- EXERCISE GOAL:
Find and copy each line of the records where the string "left" shows up.

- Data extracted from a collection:
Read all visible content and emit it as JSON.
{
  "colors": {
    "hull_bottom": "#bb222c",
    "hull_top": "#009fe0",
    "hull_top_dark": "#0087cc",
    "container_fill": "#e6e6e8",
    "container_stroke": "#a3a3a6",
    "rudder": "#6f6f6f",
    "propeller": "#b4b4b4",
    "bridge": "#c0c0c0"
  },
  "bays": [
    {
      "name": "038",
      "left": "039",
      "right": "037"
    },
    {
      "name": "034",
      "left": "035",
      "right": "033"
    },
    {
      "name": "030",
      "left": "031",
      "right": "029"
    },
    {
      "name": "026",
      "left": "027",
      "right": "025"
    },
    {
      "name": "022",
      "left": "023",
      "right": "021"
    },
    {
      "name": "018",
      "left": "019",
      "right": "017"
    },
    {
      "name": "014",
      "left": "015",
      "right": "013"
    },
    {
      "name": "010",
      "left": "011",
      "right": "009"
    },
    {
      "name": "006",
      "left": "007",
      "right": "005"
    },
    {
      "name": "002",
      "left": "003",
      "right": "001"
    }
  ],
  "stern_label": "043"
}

- REPLY TO THE EXERCISE:
      "left": "039",
      "left": "035",
      "left": "031",
      "left": "027",
      "left": "023",
      "left": "019",
      "left": "015",
      "left": "011",
      "left": "007",
      "left": "003",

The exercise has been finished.